Exercise requirements: Every line with the string "only" should be gathered.
------
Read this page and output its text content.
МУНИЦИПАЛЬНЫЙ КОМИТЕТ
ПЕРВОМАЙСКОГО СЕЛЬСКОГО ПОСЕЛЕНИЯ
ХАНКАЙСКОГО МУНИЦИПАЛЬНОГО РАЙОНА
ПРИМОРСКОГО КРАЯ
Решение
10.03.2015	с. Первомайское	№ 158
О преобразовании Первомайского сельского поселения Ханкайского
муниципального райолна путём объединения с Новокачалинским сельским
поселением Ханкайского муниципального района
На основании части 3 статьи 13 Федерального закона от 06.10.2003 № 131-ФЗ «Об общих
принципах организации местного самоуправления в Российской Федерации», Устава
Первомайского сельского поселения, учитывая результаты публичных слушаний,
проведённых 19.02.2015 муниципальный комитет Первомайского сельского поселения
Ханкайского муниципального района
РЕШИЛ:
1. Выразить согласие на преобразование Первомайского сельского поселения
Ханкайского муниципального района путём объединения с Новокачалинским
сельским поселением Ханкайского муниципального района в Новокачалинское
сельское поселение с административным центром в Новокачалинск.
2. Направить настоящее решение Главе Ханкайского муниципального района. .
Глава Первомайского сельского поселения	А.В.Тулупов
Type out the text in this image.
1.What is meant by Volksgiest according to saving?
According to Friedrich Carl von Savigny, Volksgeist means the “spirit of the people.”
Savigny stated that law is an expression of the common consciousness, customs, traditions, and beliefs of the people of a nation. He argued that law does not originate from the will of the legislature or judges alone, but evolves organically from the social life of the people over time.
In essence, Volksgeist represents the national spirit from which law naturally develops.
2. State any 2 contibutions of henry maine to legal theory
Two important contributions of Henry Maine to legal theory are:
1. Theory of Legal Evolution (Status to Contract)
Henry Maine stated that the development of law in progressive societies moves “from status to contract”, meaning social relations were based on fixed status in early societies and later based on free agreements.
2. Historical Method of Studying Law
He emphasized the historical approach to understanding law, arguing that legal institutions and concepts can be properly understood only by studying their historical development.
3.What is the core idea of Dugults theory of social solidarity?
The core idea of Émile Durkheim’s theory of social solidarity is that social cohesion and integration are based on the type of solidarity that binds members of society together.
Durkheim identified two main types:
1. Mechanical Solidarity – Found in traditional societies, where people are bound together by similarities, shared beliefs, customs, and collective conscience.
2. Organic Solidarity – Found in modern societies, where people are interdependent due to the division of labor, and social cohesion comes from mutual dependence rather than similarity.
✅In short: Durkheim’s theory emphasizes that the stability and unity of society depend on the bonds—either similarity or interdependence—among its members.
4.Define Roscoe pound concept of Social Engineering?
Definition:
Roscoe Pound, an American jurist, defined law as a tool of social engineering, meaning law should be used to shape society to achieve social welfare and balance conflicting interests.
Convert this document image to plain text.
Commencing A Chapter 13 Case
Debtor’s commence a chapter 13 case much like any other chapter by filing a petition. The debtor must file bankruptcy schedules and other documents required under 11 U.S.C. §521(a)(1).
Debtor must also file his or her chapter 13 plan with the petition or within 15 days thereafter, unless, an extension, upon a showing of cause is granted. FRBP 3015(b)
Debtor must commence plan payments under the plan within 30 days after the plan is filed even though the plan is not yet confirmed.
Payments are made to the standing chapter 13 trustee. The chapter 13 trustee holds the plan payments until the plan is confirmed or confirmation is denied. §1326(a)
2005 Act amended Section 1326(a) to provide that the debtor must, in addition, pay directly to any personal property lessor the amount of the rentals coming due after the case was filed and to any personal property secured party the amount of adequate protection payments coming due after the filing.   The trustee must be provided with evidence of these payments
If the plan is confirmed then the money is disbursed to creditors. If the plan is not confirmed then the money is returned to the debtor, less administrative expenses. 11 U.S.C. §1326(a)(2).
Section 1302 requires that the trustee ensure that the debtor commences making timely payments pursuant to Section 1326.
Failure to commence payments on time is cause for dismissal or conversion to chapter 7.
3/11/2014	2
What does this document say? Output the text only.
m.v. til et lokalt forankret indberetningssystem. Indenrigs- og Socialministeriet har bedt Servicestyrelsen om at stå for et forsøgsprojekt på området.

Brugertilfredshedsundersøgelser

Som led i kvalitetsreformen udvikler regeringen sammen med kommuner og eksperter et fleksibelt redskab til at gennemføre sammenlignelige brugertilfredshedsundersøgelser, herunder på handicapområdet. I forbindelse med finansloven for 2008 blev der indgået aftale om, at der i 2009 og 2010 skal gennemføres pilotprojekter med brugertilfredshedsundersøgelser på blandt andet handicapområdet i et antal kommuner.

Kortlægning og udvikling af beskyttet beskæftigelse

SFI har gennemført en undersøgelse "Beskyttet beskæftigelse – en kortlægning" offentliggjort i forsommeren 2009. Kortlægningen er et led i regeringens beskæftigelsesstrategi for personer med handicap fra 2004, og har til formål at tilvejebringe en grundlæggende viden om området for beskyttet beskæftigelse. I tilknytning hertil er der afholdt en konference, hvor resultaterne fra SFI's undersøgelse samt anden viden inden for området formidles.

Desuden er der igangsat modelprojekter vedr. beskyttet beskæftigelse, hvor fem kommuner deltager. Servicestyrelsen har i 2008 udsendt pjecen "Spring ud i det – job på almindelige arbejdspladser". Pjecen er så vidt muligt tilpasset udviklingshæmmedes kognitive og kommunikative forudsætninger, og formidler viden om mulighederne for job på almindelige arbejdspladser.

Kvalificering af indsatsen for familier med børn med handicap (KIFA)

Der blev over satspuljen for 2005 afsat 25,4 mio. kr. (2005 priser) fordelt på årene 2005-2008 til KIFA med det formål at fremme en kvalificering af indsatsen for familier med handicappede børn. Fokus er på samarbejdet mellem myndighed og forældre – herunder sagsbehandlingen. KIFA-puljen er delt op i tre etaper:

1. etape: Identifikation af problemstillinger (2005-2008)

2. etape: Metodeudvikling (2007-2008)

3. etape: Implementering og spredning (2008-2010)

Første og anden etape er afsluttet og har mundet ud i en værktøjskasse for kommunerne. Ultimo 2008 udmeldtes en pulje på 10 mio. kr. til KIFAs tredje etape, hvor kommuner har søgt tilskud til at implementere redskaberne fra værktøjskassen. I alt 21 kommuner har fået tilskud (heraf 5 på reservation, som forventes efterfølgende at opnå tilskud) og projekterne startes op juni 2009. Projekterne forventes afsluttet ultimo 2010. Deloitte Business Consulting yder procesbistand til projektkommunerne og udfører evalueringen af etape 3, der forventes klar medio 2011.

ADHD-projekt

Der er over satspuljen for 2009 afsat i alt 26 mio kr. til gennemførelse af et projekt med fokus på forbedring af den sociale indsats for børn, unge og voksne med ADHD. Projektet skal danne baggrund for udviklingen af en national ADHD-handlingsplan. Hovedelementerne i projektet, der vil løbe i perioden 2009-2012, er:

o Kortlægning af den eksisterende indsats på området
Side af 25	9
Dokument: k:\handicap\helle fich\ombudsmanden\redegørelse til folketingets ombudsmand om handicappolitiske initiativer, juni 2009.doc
------
Answer:
He emphasized the historical approach to understanding law, arguing that legal institutions and concepts can be properly understood only by studying their historical development.
What does this document say? Output the text only.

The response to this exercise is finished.